▶ _REQUIRED WORK_
Quote all of the entries below verbatim, keeping every line unchanged.

▶ _DATASET ENTRIES_
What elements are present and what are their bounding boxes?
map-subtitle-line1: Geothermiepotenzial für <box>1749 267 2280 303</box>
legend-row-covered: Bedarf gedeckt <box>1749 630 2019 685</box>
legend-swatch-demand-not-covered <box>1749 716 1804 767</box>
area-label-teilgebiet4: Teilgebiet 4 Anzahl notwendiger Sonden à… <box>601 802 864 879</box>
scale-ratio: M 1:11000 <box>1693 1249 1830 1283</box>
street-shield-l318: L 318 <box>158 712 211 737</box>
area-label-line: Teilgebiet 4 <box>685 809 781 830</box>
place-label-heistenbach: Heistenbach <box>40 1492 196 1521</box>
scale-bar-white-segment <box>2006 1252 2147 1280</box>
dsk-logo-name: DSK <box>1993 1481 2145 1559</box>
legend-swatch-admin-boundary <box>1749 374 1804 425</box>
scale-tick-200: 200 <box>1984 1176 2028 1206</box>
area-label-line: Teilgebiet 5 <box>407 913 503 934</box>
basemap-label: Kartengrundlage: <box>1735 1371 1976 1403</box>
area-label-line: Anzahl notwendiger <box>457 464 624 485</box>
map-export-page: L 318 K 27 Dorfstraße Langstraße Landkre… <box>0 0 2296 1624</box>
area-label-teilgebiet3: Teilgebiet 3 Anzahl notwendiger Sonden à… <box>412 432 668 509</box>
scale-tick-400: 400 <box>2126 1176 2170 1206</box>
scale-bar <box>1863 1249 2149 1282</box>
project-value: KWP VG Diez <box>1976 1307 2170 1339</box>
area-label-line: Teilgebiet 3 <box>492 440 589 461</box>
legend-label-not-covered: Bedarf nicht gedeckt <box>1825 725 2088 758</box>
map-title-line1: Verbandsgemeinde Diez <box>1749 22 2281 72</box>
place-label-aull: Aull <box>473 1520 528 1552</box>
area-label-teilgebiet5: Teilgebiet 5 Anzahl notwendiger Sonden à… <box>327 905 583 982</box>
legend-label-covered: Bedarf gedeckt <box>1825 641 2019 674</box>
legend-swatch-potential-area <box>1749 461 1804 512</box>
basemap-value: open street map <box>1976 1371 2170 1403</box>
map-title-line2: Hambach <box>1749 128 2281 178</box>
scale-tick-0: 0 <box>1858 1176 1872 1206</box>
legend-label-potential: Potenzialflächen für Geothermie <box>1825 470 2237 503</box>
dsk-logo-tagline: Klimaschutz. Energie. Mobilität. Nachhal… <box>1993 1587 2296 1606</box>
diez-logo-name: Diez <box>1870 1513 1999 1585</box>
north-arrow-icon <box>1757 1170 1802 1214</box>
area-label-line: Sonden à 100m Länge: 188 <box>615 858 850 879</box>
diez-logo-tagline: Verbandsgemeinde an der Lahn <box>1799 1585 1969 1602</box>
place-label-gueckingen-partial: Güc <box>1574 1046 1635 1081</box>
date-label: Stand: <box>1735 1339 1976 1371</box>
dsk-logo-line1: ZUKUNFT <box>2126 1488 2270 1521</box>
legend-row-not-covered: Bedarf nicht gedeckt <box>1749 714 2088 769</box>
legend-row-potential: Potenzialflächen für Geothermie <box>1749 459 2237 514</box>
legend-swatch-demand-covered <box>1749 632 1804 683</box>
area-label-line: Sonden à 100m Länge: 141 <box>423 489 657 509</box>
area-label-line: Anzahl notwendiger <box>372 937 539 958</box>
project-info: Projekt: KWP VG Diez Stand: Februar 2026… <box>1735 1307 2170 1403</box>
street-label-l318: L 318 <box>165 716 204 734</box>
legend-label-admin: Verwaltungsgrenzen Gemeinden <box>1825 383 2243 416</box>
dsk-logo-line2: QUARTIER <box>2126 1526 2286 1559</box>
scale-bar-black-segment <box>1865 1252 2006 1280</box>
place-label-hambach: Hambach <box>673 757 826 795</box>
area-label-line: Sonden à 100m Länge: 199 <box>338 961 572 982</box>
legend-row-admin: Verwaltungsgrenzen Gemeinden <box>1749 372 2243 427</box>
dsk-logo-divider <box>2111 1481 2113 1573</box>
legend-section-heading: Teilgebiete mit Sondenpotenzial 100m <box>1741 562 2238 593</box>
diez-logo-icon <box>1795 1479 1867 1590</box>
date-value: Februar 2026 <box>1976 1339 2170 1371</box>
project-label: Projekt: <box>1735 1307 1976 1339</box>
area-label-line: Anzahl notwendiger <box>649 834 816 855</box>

▶ _EXPECTED ANSWER_
What elements are present and what are their bounding boxes?
map-subtitle-line1: Geothermiepotenzial für <box>1749 267 2280 303</box>
legend-row-covered: Bedarf gedeckt <box>1749 630 2019 685</box>
legend-swatch-demand-not-covered <box>1749 716 1804 767</box>
area-label-teilgebiet4: Teilgebiet 4 Anzahl notwendiger Sonden à… <box>601 802 864 879</box>
scale-ratio: M 1:11000 <box>1693 1249 1830 1283</box>
street-shield-l318: L 318 <box>158 712 211 737</box>
area-label-line: Teilgebiet 4 <box>685 809 781 830</box>
place-label-heistenbach: Heistenbach <box>40 1492 196 1521</box>
scale-bar-white-segment <box>2006 1252 2147 1280</box>
dsk-logo-name: DSK <box>1993 1481 2145 1559</box>
legend-swatch-admin-boundary <box>1749 374 1804 425</box>
scale-tick-200: 200 <box>1984 1176 2028 1206</box>
area-label-line: Teilgebiet 5 <box>407 913 503 934</box>
basemap-label: Kartengrundlage: <box>1735 1371 1976 1403</box>
area-label-line: Anzahl notwendiger <box>457 464 624 485</box>
map-export-page: L 318 K 27 Dorfstraße Langstraße Landkre… <box>0 0 2296 1624</box>
area-label-teilgebiet3: Teilgebiet 3 Anzahl notwendiger Sonden à… <box>412 432 668 509</box>
scale-tick-400: 400 <box>2126 1176 2170 1206</box>
scale-bar <box>1863 1249 2149 1282</box>
project-value: KWP VG Diez <box>1976 1307 2170 1339</box>
area-label-line: Teilgebiet 3 <box>492 440 589 461</box>
legend-label-not-covered: Bedarf nicht gedeckt <box>1825 725 2088 758</box>
map-title-line1: Verbandsgemeinde Diez <box>1749 22 2281 72</box>
place-label-aull: Aull <box>473 1520 528 1552</box>
area-label-teilgebiet5: Teilgebiet 5 Anzahl notwendiger Sonden à… <box>327 905 583 982</box>
legend-label-covered: Bedarf gedeckt <box>1825 641 2019 674</box>
legend-swatch-potential-area <box>1749 461 1804 512</box>
basemap-value: open street map <box>1976 1371 2170 1403</box>
map-title-line2: Hambach <box>1749 128 2281 178</box>
scale-tick-0: 0 <box>1858 1176 1872 1206</box>
legend-label-potential: Potenzialflächen für Geothermie <box>1825 470 2237 503</box>
dsk-logo-tagline: Klimaschutz. Energie. Mobilität. Nachhal… <box>1993 1587 2296 1606</box>
diez-logo-name: Diez <box>1870 1513 1999 1585</box>
north-arrow-icon <box>1757 1170 1802 1214</box>
area-label-line: Sonden à 100m Länge: 188 <box>615 858 850 879</box>
diez-logo-tagline: Verbandsgemeinde an der Lahn <box>1799 1585 1969 1602</box>
place-label-gueckingen-partial: Güc <box>1574 1046 1635 1081</box>
date-label: Stand: <box>1735 1339 1976 1371</box>
dsk-logo-line1: ZUKUNFT <box>2126 1488 2270 1521</box>
legend-row-not-covered: Bedarf nicht gedeckt <box>1749 714 2088 769</box>
legend-row-potential: Potenzialflächen für Geothermie <box>1749 459 2237 514</box>
legend-swatch-demand-covered <box>1749 632 1804 683</box>
area-label-line: Sonden à 100m Länge: 141 <box>423 489 657 509</box>
area-label-line: Anzahl notwendiger <box>372 937 539 958</box>
project-info: Projekt: KWP VG Diez Stand: Februar 2026… <box>1735 1307 2170 1403</box>
street-label-l318: L 318 <box>165 716 204 734</box>
legend-label-admin: Verwaltungsgrenzen Gemeinden <box>1825 383 2243 416</box>
dsk-logo-line2: QUARTIER <box>2126 1526 2286 1559</box>
scale-bar-black-segment <box>1865 1252 2006 1280</box>
place-label-hambach: Hambach <box>673 757 826 795</box>
area-label-line: Sonden à 100m Länge: 199 <box>338 961 572 982</box>
legend-row-admin: Verwaltungsgrenzen Gemeinden <box>1749 372 2243 427</box>
dsk-logo-divider <box>2111 1481 2113 1573</box>
legend-section-heading: Teilgebiete mit Sondenpotenzial 100m <box>1741 562 2238 593</box>
diez-logo-icon <box>1795 1479 1867 1590</box>
date-value: Februar 2026 <box>1976 1339 2170 1371</box>
project-label: Projekt: <box>1735 1307 1976 1339</box>
area-label-line: Anzahl notwendiger <box>649 834 816 855</box>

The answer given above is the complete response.